What you have to do: Quote each line of the material verbatim, without the pictures.

+++ Data supplied +++

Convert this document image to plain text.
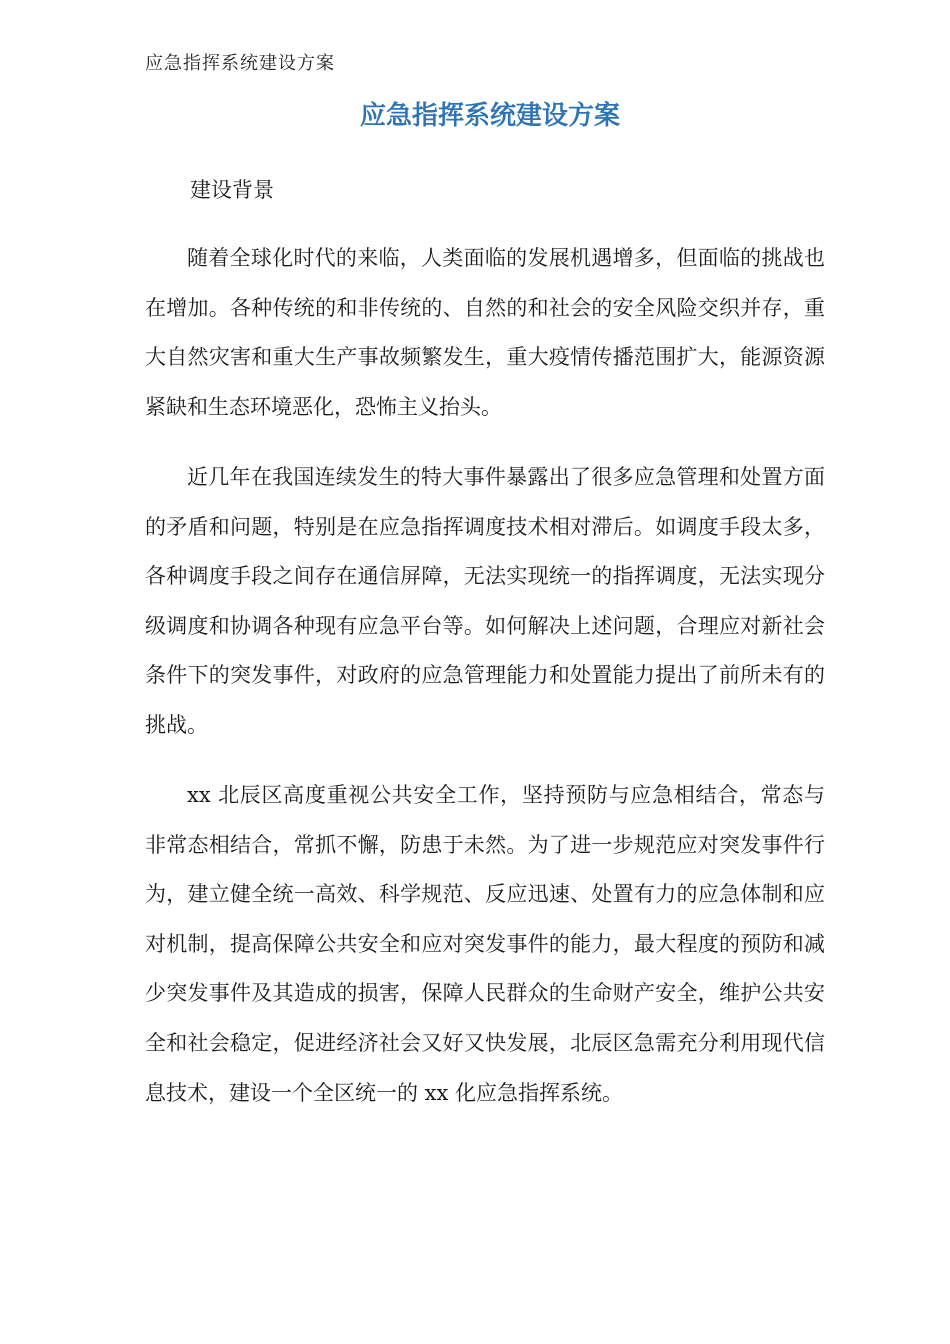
应急指挥系统建设方案
应急指挥系统建设方案
建设背景

随着全球化时代的来临，人类面临的发展机遇增多，但面临的挑战也在增加。各种传统的和非传统的、自然的和社会的安全风险交织并存，重大自然灾害和重大生产事故频繁发生，重大疫情传播范围扩大，能源资源紧缺和生态环境恶化，恐怖主义抬头。

近几年在我国连续发生的特大事件暴露出了很多应急管理和处置方面的矛盾和问题，特别是在应急指挥调度技术相对滞后。如调度手段太多，各种调度手段之间存在通信屏障，无法实现统一的指挥调度，无法实现分级调度和协调各种现有应急平台等。如何解决上述问题，合理应对新社会条件下的突发事件，对政府的应急管理能力和处置能力提出了前所未有的挑战。

xx 北辰区高度重视公共安全工作，坚持预防与应急相结合，常态与非常态相结合，常抓不懈，防患于未然。为了进一步规范应对突发事件行为，建立健全统一高效、科学规范、反应迅速、处置有力的应急体制和应对机制，提高保障公共安全和应对突发事件的能力，最大程度的预防和减少突发事件及其造成的损害，保障人民群众的生命财产安全，维护公共安全和社会稳定，促进经济社会又好又快发展，北辰区急需充分利用现代信息技术，建设一个全区统一的 xx 化应急指挥系统。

+++

Exercise response:
Convert this document image to plain text.
应急指挥系统建设方案
应急指挥系统建设方案
建设背景

随着全球化时代的来临，人类面临的发展机遇增多，但面临的挑战也在增加。各种传统的和非传统的、自然的和社会的安全风险交织并存，重大自然灾害和重大生产事故频繁发生，重大疫情传播范围扩大，能源资源紧缺和生态环境恶化，恐怖主义抬头。

近几年在我国连续发生的特大事件暴露出了很多应急管理和处置方面的矛盾和问题，特别是在应急指挥调度技术相对滞后。如调度手段太多，各种调度手段之间存在通信屏障，无法实现统一的指挥调度，无法实现分级调度和协调各种现有应急平台等。如何解决上述问题，合理应对新社会条件下的突发事件，对政府的应急管理能力和处置能力提出了前所未有的挑战。

xx 北辰区高度重视公共安全工作，坚持预防与应急相结合，常态与非常态相结合，常抓不懈，防患于未然。为了进一步规范应对突发事件行为，建立健全统一高效、科学规范、反应迅速、处置有力的应急体制和应对机制，提高保障公共安全和应对突发事件的能力，最大程度的预防和减少突发事件及其造成的损害，保障人民群众的生命财产安全，维护公共安全和社会稳定，促进经济社会又好又快发展，北辰区急需充分利用现代信息技术，建设一个全区统一的 xx 化应急指挥系统。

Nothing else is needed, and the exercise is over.